(Data extracted from a collection)
_ _ _ _

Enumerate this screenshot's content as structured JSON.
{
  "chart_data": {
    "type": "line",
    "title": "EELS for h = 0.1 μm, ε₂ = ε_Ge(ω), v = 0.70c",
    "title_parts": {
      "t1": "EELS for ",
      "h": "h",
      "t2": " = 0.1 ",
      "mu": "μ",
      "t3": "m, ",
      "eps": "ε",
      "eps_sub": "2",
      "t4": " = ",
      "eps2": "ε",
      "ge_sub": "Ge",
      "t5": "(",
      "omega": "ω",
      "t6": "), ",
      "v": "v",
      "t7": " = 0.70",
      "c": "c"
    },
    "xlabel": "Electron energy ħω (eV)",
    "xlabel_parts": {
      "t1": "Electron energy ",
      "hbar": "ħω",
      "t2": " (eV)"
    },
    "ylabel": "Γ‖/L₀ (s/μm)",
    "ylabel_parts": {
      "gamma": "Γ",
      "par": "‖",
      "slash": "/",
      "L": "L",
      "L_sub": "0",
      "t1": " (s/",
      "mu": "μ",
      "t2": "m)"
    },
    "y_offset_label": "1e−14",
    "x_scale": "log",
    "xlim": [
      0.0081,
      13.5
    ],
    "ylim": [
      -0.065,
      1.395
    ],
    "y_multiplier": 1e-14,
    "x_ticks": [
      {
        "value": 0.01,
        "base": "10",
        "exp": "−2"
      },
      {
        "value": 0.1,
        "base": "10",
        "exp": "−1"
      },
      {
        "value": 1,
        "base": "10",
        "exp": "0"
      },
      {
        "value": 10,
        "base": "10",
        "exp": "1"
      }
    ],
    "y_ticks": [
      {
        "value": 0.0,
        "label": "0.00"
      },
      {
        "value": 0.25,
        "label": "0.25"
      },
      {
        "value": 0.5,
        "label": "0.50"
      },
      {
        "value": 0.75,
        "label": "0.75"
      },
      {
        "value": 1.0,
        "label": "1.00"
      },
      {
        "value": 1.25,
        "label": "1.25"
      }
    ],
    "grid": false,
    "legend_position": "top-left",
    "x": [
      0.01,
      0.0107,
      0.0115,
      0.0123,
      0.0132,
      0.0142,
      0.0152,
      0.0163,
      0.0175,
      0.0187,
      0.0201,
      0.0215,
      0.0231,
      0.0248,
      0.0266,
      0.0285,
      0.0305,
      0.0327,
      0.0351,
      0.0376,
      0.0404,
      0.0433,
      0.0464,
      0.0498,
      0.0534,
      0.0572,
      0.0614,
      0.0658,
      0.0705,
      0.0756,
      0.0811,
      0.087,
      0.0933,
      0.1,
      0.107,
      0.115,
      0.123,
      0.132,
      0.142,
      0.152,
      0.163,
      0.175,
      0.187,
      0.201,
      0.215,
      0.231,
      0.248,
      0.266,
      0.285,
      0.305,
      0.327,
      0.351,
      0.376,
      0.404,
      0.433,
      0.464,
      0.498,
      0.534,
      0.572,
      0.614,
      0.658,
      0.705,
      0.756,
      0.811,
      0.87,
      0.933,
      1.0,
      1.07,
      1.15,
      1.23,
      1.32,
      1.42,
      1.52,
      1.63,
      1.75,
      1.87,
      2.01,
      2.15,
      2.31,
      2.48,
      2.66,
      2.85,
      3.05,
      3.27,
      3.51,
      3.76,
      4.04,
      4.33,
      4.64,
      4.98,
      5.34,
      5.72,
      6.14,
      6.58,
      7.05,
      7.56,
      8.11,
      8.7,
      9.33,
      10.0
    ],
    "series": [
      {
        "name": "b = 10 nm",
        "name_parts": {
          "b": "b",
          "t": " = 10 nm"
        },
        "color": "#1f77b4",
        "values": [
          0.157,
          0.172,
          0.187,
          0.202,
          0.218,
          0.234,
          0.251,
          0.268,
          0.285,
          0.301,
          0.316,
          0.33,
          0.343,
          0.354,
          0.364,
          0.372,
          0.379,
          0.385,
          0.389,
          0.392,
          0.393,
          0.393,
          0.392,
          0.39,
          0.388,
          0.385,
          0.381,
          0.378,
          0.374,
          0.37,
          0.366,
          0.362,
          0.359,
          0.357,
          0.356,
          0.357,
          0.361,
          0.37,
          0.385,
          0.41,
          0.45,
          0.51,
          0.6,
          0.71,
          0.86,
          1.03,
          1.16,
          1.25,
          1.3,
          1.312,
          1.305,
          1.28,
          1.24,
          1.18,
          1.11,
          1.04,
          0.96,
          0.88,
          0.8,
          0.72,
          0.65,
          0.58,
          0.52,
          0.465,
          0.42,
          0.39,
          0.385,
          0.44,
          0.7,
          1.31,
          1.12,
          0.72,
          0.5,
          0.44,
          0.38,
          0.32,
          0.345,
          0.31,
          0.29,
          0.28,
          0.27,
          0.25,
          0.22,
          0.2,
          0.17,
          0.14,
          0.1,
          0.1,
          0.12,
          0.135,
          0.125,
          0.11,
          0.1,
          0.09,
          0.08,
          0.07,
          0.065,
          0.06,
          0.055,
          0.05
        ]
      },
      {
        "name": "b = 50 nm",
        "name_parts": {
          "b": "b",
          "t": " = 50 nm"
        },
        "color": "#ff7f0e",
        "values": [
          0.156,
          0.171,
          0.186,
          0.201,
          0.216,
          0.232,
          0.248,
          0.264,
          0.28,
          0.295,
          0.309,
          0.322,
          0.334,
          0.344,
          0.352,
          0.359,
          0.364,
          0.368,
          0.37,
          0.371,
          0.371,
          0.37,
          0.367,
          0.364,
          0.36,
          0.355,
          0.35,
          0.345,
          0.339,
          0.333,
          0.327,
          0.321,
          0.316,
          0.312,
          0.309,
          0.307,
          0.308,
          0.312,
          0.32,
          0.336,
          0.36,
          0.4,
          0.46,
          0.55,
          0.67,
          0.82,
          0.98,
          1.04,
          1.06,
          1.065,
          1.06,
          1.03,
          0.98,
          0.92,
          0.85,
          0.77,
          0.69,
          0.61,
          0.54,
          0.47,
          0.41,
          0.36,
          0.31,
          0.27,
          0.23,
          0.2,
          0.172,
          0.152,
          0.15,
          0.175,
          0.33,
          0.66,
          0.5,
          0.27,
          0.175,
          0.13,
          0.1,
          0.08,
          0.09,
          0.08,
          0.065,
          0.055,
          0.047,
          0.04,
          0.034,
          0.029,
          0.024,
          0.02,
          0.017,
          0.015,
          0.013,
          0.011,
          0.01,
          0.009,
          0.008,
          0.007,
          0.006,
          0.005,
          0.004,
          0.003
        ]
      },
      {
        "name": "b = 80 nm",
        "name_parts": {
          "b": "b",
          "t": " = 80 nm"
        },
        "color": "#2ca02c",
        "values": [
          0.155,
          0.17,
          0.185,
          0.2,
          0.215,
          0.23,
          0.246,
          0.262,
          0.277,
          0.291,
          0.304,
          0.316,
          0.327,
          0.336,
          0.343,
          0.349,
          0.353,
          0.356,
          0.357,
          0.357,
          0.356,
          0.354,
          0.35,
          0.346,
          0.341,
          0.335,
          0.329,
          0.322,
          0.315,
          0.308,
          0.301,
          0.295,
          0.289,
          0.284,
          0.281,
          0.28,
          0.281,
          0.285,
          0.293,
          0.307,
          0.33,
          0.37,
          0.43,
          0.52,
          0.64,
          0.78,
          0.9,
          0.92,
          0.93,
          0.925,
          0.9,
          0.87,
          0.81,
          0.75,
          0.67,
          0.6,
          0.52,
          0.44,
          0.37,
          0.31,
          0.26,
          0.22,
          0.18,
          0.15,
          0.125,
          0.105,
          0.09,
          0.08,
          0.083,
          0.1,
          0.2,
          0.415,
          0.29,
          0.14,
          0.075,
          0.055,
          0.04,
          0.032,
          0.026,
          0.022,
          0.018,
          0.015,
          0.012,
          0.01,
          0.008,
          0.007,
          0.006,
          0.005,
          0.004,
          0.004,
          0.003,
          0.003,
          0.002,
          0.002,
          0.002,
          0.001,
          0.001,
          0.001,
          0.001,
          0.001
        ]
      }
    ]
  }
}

_ _ _ _

### Your task
Copy each line from the data above that includes "Electron".

### In response
    "xlabel": "Electron energy ħω (eV)",
      "t1": "Electron energy ",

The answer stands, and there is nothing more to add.